### Description of the task
Extract all lines containing "were".

### Material supplied
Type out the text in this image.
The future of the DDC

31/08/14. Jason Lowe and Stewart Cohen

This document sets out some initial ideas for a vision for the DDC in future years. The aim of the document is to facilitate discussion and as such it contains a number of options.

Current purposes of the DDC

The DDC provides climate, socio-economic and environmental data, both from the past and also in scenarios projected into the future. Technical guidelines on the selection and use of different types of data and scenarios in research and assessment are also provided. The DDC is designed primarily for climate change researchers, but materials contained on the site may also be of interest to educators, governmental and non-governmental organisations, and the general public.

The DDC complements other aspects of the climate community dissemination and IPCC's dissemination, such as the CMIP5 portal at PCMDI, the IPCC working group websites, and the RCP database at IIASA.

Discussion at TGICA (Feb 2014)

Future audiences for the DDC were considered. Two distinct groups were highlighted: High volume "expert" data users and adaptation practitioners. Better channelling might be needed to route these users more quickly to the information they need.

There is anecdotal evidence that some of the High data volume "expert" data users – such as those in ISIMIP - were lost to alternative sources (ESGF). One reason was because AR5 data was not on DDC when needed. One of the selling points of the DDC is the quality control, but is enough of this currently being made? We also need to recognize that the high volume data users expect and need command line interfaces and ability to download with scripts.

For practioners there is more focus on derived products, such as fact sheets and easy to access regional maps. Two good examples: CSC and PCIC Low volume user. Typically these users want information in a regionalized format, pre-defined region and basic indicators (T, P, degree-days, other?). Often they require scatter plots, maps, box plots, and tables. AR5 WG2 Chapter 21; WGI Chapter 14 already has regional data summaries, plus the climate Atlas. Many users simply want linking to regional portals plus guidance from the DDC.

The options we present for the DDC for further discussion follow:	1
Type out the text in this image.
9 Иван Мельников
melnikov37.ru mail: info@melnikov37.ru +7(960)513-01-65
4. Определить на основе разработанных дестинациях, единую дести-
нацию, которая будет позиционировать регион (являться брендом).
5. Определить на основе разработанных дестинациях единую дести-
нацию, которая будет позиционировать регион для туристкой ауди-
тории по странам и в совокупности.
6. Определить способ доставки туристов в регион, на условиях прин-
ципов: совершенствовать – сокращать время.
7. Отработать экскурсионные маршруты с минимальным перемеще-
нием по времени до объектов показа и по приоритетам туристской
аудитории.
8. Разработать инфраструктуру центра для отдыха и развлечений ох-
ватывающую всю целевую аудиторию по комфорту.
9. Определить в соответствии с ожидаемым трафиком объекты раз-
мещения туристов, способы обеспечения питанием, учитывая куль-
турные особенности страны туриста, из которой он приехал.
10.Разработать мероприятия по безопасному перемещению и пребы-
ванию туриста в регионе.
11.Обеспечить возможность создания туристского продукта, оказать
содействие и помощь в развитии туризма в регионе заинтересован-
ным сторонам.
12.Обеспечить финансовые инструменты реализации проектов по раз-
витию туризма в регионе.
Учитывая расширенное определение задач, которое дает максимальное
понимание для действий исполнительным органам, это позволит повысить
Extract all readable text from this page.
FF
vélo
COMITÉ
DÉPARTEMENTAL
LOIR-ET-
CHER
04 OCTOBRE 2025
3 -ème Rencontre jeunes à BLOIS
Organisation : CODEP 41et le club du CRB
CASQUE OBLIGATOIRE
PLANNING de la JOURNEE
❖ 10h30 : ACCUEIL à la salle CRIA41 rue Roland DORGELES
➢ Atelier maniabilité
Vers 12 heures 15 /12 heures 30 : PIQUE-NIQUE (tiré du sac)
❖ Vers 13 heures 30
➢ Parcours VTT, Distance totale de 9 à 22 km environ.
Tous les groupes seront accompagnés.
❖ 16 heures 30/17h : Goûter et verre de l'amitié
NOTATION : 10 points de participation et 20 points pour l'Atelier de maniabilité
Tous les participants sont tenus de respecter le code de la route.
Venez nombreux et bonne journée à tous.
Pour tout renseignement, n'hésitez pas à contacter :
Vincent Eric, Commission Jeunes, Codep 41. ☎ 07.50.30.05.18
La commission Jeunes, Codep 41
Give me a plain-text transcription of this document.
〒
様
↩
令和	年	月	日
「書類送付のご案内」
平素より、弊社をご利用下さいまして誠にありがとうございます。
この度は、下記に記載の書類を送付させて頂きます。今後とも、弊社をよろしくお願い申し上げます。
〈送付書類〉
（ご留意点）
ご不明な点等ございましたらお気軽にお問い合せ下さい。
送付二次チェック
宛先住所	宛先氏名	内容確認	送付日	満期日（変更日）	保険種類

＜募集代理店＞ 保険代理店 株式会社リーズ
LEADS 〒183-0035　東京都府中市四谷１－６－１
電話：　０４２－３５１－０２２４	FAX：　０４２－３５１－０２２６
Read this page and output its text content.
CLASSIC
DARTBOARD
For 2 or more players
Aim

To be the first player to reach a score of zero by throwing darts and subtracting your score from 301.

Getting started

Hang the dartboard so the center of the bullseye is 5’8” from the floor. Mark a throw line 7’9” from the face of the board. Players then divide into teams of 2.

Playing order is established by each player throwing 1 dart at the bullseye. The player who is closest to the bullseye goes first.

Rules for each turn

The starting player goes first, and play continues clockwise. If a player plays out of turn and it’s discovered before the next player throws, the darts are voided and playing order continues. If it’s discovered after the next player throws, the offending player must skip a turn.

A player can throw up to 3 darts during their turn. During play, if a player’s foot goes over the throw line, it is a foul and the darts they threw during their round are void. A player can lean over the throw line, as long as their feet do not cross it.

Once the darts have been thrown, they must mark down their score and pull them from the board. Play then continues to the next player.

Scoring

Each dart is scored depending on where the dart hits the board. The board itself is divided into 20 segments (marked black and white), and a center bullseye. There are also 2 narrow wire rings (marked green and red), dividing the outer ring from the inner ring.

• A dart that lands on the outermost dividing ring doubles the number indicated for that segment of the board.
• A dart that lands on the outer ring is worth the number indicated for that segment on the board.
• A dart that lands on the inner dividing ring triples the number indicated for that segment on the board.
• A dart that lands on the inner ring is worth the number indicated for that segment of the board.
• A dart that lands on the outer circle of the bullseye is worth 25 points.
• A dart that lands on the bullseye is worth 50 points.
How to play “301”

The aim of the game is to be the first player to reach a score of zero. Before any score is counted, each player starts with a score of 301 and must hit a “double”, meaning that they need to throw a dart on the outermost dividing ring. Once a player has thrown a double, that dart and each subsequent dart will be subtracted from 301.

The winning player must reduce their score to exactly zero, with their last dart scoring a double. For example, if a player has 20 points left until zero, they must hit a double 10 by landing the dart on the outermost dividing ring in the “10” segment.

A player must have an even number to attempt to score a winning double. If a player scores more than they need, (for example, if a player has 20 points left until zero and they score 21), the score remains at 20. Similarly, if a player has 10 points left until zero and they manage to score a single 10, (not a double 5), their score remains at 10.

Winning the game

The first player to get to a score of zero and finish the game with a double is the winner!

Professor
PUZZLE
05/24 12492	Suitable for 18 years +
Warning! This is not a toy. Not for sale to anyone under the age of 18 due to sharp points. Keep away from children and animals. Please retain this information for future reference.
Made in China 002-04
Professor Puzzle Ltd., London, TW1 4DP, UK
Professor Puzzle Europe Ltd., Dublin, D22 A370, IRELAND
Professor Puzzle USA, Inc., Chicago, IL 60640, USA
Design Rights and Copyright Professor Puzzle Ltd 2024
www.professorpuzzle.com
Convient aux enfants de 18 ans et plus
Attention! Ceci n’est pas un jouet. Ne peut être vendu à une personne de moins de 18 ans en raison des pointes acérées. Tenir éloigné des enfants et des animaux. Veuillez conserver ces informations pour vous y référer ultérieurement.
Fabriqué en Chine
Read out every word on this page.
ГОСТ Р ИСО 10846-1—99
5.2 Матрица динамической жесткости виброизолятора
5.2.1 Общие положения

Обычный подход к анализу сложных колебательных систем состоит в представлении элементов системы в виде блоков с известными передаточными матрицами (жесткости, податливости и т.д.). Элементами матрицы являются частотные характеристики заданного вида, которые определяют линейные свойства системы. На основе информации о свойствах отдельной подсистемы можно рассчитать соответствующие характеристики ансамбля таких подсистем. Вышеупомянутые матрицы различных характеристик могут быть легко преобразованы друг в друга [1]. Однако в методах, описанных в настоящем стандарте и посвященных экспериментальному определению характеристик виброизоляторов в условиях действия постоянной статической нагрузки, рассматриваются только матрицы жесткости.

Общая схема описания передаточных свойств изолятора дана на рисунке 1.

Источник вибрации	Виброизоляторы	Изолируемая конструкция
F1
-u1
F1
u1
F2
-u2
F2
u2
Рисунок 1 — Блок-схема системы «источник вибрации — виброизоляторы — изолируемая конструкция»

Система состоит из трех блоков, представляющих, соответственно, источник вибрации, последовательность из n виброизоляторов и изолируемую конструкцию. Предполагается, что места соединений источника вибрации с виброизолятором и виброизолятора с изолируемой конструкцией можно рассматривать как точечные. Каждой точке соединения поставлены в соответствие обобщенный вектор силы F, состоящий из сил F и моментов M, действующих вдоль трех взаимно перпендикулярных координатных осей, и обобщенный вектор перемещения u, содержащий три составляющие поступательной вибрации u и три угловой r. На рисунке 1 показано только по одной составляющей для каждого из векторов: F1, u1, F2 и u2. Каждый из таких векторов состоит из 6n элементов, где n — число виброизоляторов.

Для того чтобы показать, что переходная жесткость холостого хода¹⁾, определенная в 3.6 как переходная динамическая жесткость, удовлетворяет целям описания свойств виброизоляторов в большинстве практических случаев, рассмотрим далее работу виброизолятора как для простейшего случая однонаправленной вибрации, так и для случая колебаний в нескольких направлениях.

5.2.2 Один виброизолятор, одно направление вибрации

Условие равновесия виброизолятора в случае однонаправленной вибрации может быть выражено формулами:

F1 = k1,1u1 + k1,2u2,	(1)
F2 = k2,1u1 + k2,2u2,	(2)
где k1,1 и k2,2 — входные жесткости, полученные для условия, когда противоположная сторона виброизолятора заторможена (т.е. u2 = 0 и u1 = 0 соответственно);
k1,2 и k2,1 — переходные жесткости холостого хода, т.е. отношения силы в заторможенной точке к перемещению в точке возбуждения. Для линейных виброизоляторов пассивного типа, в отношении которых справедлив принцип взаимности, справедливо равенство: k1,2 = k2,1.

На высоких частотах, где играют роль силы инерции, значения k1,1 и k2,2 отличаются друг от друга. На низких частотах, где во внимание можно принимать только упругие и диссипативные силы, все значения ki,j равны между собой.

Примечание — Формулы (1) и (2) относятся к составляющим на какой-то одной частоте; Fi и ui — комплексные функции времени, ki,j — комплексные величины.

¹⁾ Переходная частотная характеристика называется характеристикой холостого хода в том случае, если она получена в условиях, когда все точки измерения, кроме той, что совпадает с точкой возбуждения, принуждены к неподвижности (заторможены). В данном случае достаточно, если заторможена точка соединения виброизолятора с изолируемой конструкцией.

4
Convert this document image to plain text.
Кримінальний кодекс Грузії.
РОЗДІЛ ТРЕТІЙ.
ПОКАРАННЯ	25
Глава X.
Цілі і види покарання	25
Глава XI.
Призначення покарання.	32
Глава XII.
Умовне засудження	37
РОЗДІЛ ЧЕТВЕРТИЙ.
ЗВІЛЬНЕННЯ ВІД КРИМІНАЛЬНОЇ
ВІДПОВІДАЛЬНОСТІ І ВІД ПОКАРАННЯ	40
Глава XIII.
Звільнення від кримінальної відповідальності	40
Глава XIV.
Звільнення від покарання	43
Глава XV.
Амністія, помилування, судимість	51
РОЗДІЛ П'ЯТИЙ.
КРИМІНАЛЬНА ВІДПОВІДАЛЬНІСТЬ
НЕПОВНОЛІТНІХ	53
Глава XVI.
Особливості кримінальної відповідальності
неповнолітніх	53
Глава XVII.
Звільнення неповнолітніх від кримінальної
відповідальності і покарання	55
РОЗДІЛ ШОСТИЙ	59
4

### Complete output
Future audiences for the DDC were considered. Two distinct groups were highlighted: High volume "expert" data users and adaptation practitioners. Better channelling might be needed to route these users more quickly to the information they need.
There is anecdotal evidence that some of the High data volume "expert" data users – such as those in ISIMIP - were lost to alternative sources (ESGF). One reason was because AR5 data was not on DDC when needed. One of the selling points of the DDC is the quality control, but is enough of this currently being made? We also need to recognize that the high volume data users expect and need command line interfaces and ability to download with scripts.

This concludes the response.